## Task goal
Leave out the pictures and copy every record exactly.
============================================================
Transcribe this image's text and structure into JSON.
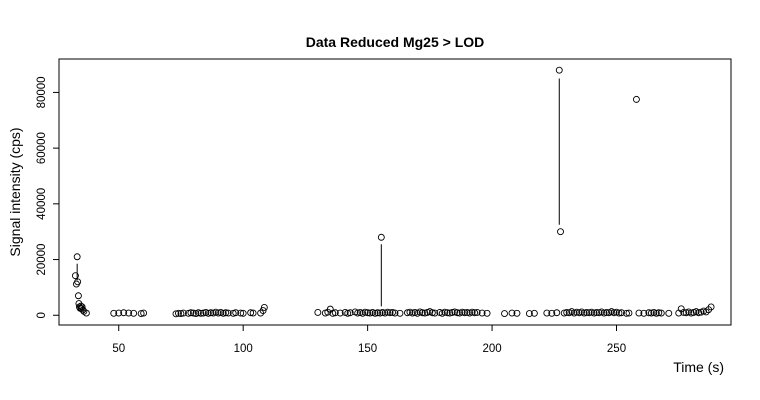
{
  "chart_data": {
    "type": "scatter",
    "title": "Data Reduced Mg25 > LOD",
    "xlabel": "Time (s)",
    "ylabel": "Signal intensity (cps)",
    "xlim": [
      26,
      296
    ],
    "ylim": [
      -3500,
      92000
    ],
    "x_ticks": [
      50,
      100,
      150,
      200,
      250
    ],
    "y_ticks": [
      0,
      20000,
      40000,
      60000,
      80000
    ],
    "grid": false,
    "legend": "none",
    "colors": {
      "points": "#000000",
      "axes": "#000000",
      "background": "#ffffff"
    },
    "points": [
      [
        32.6,
        14200
      ],
      [
        33.0,
        11200
      ],
      [
        33.3,
        21000
      ],
      [
        33.5,
        12000
      ],
      [
        33.8,
        7000
      ],
      [
        34.0,
        4200
      ],
      [
        34.2,
        3000
      ],
      [
        34.5,
        2500
      ],
      [
        34.8,
        3300
      ],
      [
        35.0,
        2400
      ],
      [
        35.3,
        3000
      ],
      [
        35.6,
        1900
      ],
      [
        36.0,
        1400
      ],
      [
        37.0,
        800
      ],
      [
        48,
        700
      ],
      [
        50,
        800
      ],
      [
        52,
        900
      ],
      [
        54,
        800
      ],
      [
        56,
        700
      ],
      [
        59,
        600
      ],
      [
        60,
        800
      ],
      [
        73,
        500
      ],
      [
        74,
        700
      ],
      [
        75,
        600
      ],
      [
        76,
        800
      ],
      [
        78,
        700
      ],
      [
        79,
        900
      ],
      [
        80,
        800
      ],
      [
        81,
        600
      ],
      [
        82,
        900
      ],
      [
        83,
        700
      ],
      [
        84,
        800
      ],
      [
        85,
        1000
      ],
      [
        86,
        700
      ],
      [
        87,
        900
      ],
      [
        88,
        800
      ],
      [
        89,
        1100
      ],
      [
        90,
        800
      ],
      [
        91,
        1000
      ],
      [
        92,
        700
      ],
      [
        93,
        900
      ],
      [
        94,
        800
      ],
      [
        96,
        700
      ],
      [
        97,
        900
      ],
      [
        99,
        800
      ],
      [
        100,
        700
      ],
      [
        103,
        900
      ],
      [
        104,
        800
      ],
      [
        107,
        800
      ],
      [
        108,
        1700
      ],
      [
        108.5,
        2800
      ],
      [
        130,
        1000
      ],
      [
        133,
        800
      ],
      [
        134,
        1100
      ],
      [
        135,
        2200
      ],
      [
        136,
        700
      ],
      [
        137,
        900
      ],
      [
        139,
        800
      ],
      [
        141,
        1000
      ],
      [
        142,
        700
      ],
      [
        143,
        900
      ],
      [
        145,
        1200
      ],
      [
        146,
        800
      ],
      [
        147,
        1000
      ],
      [
        148,
        700
      ],
      [
        149,
        1100
      ],
      [
        150,
        900
      ],
      [
        151,
        800
      ],
      [
        152,
        1000
      ],
      [
        153,
        700
      ],
      [
        154,
        900
      ],
      [
        155,
        800
      ],
      [
        155.5,
        28000
      ],
      [
        156,
        1000
      ],
      [
        157,
        800
      ],
      [
        158,
        1100
      ],
      [
        159,
        900
      ],
      [
        160,
        1000
      ],
      [
        161,
        800
      ],
      [
        163,
        700
      ],
      [
        166,
        900
      ],
      [
        167,
        1100
      ],
      [
        168,
        800
      ],
      [
        169,
        1000
      ],
      [
        170,
        700
      ],
      [
        171,
        1200
      ],
      [
        172,
        900
      ],
      [
        173,
        800
      ],
      [
        174,
        1000
      ],
      [
        175,
        1300
      ],
      [
        176,
        900
      ],
      [
        177,
        800
      ],
      [
        179,
        1000
      ],
      [
        180,
        700
      ],
      [
        181,
        1100
      ],
      [
        182,
        900
      ],
      [
        183,
        800
      ],
      [
        184,
        1000
      ],
      [
        185,
        1200
      ],
      [
        186,
        900
      ],
      [
        187,
        800
      ],
      [
        188,
        1100
      ],
      [
        189,
        900
      ],
      [
        190,
        1000
      ],
      [
        191,
        800
      ],
      [
        192,
        1100
      ],
      [
        193,
        900
      ],
      [
        194,
        1000
      ],
      [
        196,
        800
      ],
      [
        198,
        700
      ],
      [
        205,
        600
      ],
      [
        208,
        800
      ],
      [
        210,
        700
      ],
      [
        215,
        600
      ],
      [
        217,
        700
      ],
      [
        222,
        800
      ],
      [
        224,
        700
      ],
      [
        226,
        900
      ],
      [
        227,
        88000
      ],
      [
        227.5,
        30000
      ],
      [
        229,
        800
      ],
      [
        230,
        1000
      ],
      [
        231,
        900
      ],
      [
        232,
        1300
      ],
      [
        233,
        800
      ],
      [
        234,
        1100
      ],
      [
        235,
        900
      ],
      [
        236,
        1200
      ],
      [
        237,
        800
      ],
      [
        238,
        1000
      ],
      [
        239,
        900
      ],
      [
        240,
        1100
      ],
      [
        241,
        800
      ],
      [
        242,
        1000
      ],
      [
        243,
        900
      ],
      [
        244,
        1200
      ],
      [
        245,
        800
      ],
      [
        246,
        1000
      ],
      [
        247,
        900
      ],
      [
        248,
        1300
      ],
      [
        249,
        900
      ],
      [
        250,
        1100
      ],
      [
        251,
        800
      ],
      [
        252,
        900
      ],
      [
        254,
        700
      ],
      [
        255,
        800
      ],
      [
        258,
        77500
      ],
      [
        259,
        800
      ],
      [
        261,
        700
      ],
      [
        263,
        900
      ],
      [
        264,
        800
      ],
      [
        265,
        1000
      ],
      [
        266,
        700
      ],
      [
        267,
        900
      ],
      [
        268,
        800
      ],
      [
        271,
        700
      ],
      [
        275,
        800
      ],
      [
        276,
        2300
      ],
      [
        277,
        1000
      ],
      [
        278,
        900
      ],
      [
        279,
        1200
      ],
      [
        280,
        800
      ],
      [
        281,
        1000
      ],
      [
        282,
        1300
      ],
      [
        283,
        900
      ],
      [
        284,
        1100
      ],
      [
        285,
        1500
      ],
      [
        286,
        1200
      ],
      [
        287,
        2000
      ],
      [
        288,
        3000
      ]
    ],
    "segments": [
      [
        [
          33.3,
          18500
        ],
        [
          33.3,
          12500
        ]
      ],
      [
        [
          155.5,
          25500
        ],
        [
          155.5,
          3200
        ]
      ],
      [
        [
          227,
          85000
        ],
        [
          227,
          32500
        ]
      ]
    ]
  }
}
============================================================
## Result of this exercise
Transcribe this image's text and structure into JSON.
{
  "chart_data": {
    "type": "scatter",
    "title": "Data Reduced Mg25 > LOD",
    "xlabel": "Time (s)",
    "ylabel": "Signal intensity (cps)",
    "xlim": [
      26,
      296
    ],
    "ylim": [
      -3500,
      92000
    ],
    "x_ticks": [
      50,
      100,
      150,
      200,
      250
    ],
    "y_ticks": [
      0,
      20000,
      40000,
      60000,
      80000
    ],
    "grid": false,
    "legend": "none",
    "colors": {
      "points": "#000000",
      "axes": "#000000",
      "background": "#ffffff"
    },
    "points": [
      [
        32.6,
        14200
      ],
      [
        33.0,
        11200
      ],
      [
        33.3,
        21000
      ],
      [
        33.5,
        12000
      ],
      [
        33.8,
        7000
      ],
      [
        34.0,
        4200
      ],
      [
        34.2,
        3000
      ],
      [
        34.5,
        2500
      ],
      [
        34.8,
        3300
      ],
      [
        35.0,
        2400
      ],
      [
        35.3,
        3000
      ],
      [
        35.6,
        1900
      ],
      [
        36.0,
        1400
      ],
      [
        37.0,
        800
      ],
      [
        48,
        700
      ],
      [
        50,
        800
      ],
      [
        52,
        900
      ],
      [
        54,
        800
      ],
      [
        56,
        700
      ],
      [
        59,
        600
      ],
      [
        60,
        800
      ],
      [
        73,
        500
      ],
      [
        74,
        700
      ],
      [
        75,
        600
      ],
      [
        76,
        800
      ],
      [
        78,
        700
      ],
      [
        79,
        900
      ],
      [
        80,
        800
      ],
      [
        81,
        600
      ],
      [
        82,
        900
      ],
      [
        83,
        700
      ],
      [
        84,
        800
      ],
      [
        85,
        1000
      ],
      [
        86,
        700
      ],
      [
        87,
        900
      ],
      [
        88,
        800
      ],
      [
        89,
        1100
      ],
      [
        90,
        800
      ],
      [
        91,
        1000
      ],
      [
        92,
        700
      ],
      [
        93,
        900
      ],
      [
        94,
        800
      ],
      [
        96,
        700
      ],
      [
        97,
        900
      ],
      [
        99,
        800
      ],
      [
        100,
        700
      ],
      [
        103,
        900
      ],
      [
        104,
        800
      ],
      [
        107,
        800
      ],
      [
        108,
        1700
      ],
      [
        108.5,
        2800
      ],
      [
        130,
        1000
      ],
      [
        133,
        800
      ],
      [
        134,
        1100
      ],
      [
        135,
        2200
      ],
      [
        136,
        700
      ],
      [
        137,
        900
      ],
      [
        139,
        800
      ],
      [
        141,
        1000
      ],
      [
        142,
        700
      ],
      [
        143,
        900
      ],
      [
        145,
        1200
      ],
      [
        146,
        800
      ],
      [
        147,
        1000
      ],
      [
        148,
        700
      ],
      [
        149,
        1100
      ],
      [
        150,
        900
      ],
      [
        151,
        800
      ],
      [
        152,
        1000
      ],
      [
        153,
        700
      ],
      [
        154,
        900
      ],
      [
        155,
        800
      ],
      [
        155.5,
        28000
      ],
      [
        156,
        1000
      ],
      [
        157,
        800
      ],
      [
        158,
        1100
      ],
      [
        159,
        900
      ],
      [
        160,
        1000
      ],
      [
        161,
        800
      ],
      [
        163,
        700
      ],
      [
        166,
        900
      ],
      [
        167,
        1100
      ],
      [
        168,
        800
      ],
      [
        169,
        1000
      ],
      [
        170,
        700
      ],
      [
        171,
        1200
      ],
      [
        172,
        900
      ],
      [
        173,
        800
      ],
      [
        174,
        1000
      ],
      [
        175,
        1300
      ],
      [
        176,
        900
      ],
      [
        177,
        800
      ],
      [
        179,
        1000
      ],
      [
        180,
        700
      ],
      [
        181,
        1100
      ],
      [
        182,
        900
      ],
      [
        183,
        800
      ],
      [
        184,
        1000
      ],
      [
        185,
        1200
      ],
      [
        186,
        900
      ],
      [
        187,
        800
      ],
      [
        188,
        1100
      ],
      [
        189,
        900
      ],
      [
        190,
        1000
      ],
      [
        191,
        800
      ],
      [
        192,
        1100
      ],
      [
        193,
        900
      ],
      [
        194,
        1000
      ],
      [
        196,
        800
      ],
      [
        198,
        700
      ],
      [
        205,
        600
      ],
      [
        208,
        800
      ],
      [
        210,
        700
      ],
      [
        215,
        600
      ],
      [
        217,
        700
      ],
      [
        222,
        800
      ],
      [
        224,
        700
      ],
      [
        226,
        900
      ],
      [
        227,
        88000
      ],
      [
        227.5,
        30000
      ],
      [
        229,
        800
      ],
      [
        230,
        1000
      ],
      [
        231,
        900
      ],
      [
        232,
        1300
      ],
      [
        233,
        800
      ],
      [
        234,
        1100
      ],
      [
        235,
        900
      ],
      [
        236,
        1200
      ],
      [
        237,
        800
      ],
      [
        238,
        1000
      ],
      [
        239,
        900
      ],
      [
        240,
        1100
      ],
      [
        241,
        800
      ],
      [
        242,
        1000
      ],
      [
        243,
        900
      ],
      [
        244,
        1200
      ],
      [
        245,
        800
      ],
      [
        246,
        1000
      ],
      [
        247,
        900
      ],
      [
        248,
        1300
      ],
      [
        249,
        900
      ],
      [
        250,
        1100
      ],
      [
        251,
        800
      ],
      [
        252,
        900
      ],
      [
        254,
        700
      ],
      [
        255,
        800
      ],
      [
        258,
        77500
      ],
      [
        259,
        800
      ],
      [
        261,
        700
      ],
      [
        263,
        900
      ],
      [
        264,
        800
      ],
      [
        265,
        1000
      ],
      [
        266,
        700
      ],
      [
        267,
        900
      ],
      [
        268,
        800
      ],
      [
        271,
        700
      ],
      [
        275,
        800
      ],
      [
        276,
        2300
      ],
      [
        277,
        1000
      ],
      [
        278,
        900
      ],
      [
        279,
        1200
      ],
      [
        280,
        800
      ],
      [
        281,
        1000
      ],
      [
        282,
        1300
      ],
      [
        283,
        900
      ],
      [
        284,
        1100
      ],
      [
        285,
        1500
      ],
      [
        286,
        1200
      ],
      [
        287,
        2000
      ],
      [
        288,
        3000
      ]
    ],
    "segments": [
      [
        [
          33.3,
          18500
        ],
        [
          33.3,
          12500
        ]
      ],
      [
        [
          155.5,
          25500
        ],
        [
          155.5,
          3200
        ]
      ],
      [
        [
          227,
          85000
        ],
        [
          227,
          32500
        ]
      ]
    ]
  }
}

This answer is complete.